◆ **Data to process**:
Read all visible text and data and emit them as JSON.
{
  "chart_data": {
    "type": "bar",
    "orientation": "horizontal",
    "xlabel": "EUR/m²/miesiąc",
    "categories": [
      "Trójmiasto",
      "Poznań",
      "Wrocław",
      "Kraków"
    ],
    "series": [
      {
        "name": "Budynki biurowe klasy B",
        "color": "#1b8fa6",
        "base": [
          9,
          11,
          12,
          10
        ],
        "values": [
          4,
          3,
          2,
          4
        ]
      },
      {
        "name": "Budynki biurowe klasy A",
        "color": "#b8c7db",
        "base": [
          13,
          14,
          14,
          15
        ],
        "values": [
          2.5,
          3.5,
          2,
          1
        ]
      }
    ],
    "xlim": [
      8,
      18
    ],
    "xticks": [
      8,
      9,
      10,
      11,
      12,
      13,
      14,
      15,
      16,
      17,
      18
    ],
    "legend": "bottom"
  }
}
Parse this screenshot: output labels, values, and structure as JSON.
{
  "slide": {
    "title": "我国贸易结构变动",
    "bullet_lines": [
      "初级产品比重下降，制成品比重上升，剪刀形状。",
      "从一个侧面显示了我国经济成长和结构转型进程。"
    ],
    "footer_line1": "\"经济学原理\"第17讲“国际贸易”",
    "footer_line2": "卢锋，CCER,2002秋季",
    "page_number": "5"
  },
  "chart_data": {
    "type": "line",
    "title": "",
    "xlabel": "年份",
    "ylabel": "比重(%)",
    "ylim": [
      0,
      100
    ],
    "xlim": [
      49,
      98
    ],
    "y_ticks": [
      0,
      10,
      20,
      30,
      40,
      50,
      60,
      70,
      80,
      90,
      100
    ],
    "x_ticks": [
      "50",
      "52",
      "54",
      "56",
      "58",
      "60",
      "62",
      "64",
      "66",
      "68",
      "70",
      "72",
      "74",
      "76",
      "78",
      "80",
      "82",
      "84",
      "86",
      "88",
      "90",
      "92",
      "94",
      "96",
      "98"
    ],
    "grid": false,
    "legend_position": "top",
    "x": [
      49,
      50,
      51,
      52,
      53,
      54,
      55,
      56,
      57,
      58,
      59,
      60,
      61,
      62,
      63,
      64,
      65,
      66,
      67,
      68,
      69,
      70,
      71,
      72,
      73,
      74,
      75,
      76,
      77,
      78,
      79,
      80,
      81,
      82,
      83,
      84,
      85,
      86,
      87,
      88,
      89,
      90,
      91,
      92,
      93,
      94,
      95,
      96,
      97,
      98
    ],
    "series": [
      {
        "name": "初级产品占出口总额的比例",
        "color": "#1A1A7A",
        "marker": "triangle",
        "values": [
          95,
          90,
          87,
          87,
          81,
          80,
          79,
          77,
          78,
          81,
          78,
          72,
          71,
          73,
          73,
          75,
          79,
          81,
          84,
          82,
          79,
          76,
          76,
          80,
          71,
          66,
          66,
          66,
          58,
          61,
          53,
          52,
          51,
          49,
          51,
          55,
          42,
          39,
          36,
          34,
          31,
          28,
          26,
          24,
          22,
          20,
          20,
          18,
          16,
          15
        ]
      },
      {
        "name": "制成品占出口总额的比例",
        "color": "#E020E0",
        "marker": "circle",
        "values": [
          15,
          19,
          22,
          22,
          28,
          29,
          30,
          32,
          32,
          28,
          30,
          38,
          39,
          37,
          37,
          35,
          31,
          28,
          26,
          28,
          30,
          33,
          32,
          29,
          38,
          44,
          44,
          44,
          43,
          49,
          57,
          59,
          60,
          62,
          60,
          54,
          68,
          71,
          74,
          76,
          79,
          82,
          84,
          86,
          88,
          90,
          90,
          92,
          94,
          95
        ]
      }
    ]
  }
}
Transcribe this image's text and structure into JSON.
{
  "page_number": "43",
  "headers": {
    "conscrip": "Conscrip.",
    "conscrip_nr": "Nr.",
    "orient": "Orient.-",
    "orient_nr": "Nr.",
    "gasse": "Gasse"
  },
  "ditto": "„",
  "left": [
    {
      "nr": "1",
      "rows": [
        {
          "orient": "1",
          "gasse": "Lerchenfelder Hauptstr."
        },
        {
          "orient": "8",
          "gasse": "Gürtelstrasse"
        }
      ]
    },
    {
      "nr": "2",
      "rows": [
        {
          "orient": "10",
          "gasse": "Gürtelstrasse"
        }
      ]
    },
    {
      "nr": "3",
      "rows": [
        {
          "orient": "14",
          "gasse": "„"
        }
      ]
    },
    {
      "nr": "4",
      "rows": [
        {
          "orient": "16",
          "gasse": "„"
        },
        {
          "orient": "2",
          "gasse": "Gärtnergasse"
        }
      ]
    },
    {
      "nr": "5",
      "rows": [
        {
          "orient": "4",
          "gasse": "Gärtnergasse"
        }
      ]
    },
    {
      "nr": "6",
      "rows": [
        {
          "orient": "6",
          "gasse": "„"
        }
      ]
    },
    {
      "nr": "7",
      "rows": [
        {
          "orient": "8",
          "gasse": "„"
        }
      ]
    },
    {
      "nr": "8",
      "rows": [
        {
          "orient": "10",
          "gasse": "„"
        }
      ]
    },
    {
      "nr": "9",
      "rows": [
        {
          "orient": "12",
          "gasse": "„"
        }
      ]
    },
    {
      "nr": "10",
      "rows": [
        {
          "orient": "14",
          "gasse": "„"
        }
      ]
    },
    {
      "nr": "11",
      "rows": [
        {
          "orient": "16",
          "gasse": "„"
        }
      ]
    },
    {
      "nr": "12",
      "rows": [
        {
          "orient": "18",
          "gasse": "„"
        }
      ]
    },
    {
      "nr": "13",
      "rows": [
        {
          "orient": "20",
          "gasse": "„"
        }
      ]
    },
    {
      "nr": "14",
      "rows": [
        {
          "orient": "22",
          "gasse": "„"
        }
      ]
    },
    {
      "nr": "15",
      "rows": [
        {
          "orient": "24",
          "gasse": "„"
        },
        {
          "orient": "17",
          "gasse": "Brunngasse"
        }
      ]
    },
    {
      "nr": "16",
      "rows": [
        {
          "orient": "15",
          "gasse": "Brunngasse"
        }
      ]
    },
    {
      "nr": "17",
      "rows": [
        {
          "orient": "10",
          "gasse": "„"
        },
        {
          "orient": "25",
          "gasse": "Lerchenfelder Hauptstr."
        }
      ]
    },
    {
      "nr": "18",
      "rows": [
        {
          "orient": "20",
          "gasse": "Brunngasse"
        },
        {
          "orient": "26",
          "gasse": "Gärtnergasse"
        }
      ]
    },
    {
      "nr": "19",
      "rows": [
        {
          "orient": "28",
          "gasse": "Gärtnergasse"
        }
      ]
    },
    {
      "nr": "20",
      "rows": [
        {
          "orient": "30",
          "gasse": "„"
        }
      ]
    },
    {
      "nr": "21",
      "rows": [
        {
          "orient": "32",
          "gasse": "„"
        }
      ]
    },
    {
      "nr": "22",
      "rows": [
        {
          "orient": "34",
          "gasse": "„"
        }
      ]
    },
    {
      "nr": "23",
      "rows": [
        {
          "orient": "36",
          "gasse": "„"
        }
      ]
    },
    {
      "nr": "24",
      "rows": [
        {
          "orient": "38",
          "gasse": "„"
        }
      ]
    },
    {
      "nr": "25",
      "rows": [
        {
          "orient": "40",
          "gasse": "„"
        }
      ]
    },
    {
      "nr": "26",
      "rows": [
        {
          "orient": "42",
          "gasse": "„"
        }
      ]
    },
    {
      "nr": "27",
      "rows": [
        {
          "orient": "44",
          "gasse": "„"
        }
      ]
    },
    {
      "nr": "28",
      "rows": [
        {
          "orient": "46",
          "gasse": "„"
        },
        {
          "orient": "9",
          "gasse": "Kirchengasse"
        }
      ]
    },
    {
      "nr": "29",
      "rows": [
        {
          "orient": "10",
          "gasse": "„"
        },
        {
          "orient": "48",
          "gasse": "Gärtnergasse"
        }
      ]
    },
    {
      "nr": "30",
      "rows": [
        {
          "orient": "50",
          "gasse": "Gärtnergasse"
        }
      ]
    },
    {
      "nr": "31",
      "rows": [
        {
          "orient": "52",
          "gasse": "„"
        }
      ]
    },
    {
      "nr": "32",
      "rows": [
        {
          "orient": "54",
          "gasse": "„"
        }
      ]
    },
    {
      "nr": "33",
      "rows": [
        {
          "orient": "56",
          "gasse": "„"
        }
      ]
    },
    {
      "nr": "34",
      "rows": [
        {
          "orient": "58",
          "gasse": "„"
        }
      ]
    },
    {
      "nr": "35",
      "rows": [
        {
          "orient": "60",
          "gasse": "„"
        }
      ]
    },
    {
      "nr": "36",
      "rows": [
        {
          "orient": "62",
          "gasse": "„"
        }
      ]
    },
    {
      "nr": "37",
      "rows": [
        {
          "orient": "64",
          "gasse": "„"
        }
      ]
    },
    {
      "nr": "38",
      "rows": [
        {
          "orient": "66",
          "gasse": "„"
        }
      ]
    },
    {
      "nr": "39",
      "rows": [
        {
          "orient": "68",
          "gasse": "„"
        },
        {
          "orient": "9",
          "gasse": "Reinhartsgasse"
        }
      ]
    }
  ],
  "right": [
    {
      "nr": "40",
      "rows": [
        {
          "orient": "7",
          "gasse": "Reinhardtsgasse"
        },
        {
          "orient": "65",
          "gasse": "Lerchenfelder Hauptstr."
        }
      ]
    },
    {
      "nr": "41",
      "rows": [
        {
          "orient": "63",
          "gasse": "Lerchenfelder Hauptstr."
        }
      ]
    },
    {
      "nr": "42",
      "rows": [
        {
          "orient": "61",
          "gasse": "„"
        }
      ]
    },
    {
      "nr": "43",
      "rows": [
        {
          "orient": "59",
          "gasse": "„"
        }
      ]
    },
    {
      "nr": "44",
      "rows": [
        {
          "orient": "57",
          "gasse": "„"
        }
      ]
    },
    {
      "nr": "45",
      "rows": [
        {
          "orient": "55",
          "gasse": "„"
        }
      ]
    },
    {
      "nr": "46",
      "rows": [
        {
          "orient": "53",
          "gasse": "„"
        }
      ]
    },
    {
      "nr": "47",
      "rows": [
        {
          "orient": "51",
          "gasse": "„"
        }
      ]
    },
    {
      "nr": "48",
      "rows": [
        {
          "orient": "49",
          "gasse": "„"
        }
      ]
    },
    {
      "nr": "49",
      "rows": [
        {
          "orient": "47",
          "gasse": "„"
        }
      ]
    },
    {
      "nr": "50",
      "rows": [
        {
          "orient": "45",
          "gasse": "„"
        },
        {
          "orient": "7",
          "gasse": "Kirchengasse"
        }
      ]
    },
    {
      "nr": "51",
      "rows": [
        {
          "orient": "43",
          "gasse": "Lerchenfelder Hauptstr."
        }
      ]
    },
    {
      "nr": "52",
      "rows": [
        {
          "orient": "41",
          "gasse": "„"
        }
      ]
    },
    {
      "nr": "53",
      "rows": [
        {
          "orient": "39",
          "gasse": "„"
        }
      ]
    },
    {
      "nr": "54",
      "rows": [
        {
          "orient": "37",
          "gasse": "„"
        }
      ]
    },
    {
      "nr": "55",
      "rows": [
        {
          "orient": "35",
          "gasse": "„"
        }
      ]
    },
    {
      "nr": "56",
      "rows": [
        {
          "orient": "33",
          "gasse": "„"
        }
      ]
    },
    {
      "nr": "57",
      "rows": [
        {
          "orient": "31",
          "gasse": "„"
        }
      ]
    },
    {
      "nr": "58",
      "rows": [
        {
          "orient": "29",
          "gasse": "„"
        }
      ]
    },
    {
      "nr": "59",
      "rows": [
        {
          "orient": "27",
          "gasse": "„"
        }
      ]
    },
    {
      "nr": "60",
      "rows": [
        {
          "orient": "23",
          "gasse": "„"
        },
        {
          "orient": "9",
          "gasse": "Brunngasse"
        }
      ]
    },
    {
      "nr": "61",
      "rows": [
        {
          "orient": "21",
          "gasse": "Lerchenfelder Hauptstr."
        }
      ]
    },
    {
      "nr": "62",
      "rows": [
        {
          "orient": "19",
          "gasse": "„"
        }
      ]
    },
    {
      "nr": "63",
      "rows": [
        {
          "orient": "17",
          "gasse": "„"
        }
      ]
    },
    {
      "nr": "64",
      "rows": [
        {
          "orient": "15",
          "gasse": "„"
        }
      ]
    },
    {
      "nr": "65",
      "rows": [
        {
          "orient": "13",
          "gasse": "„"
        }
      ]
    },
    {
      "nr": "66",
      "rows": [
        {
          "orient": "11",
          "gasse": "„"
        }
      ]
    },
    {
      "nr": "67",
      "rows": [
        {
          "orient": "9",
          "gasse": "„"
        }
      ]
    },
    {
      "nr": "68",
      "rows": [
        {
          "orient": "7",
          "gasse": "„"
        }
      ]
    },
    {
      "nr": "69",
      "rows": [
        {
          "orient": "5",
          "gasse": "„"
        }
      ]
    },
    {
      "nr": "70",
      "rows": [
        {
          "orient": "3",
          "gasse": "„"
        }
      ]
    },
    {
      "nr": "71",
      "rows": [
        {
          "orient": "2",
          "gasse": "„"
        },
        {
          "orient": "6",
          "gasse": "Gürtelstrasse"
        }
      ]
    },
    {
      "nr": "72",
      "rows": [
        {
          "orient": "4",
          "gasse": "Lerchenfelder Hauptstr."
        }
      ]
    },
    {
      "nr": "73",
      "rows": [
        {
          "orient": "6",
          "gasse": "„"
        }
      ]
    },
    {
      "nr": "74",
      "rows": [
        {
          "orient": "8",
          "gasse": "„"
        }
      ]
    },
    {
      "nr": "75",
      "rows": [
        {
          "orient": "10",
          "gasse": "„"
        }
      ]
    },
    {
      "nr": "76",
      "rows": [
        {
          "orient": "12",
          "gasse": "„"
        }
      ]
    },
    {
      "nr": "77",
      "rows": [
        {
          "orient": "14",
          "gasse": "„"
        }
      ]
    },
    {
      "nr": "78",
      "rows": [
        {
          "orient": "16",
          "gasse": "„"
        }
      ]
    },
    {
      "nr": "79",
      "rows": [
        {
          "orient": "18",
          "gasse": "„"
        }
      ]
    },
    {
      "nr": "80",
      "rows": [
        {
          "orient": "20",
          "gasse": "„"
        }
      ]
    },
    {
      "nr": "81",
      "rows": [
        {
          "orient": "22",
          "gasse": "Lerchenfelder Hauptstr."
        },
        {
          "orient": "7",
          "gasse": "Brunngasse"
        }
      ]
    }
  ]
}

◆ **Required task**:
Show the lines from the data above that contain the string "this".

◆ **Exercise answer**:
Parse this screenshot: output labels, values, and structure as JSON.
Transcribe this image's text and structure into JSON.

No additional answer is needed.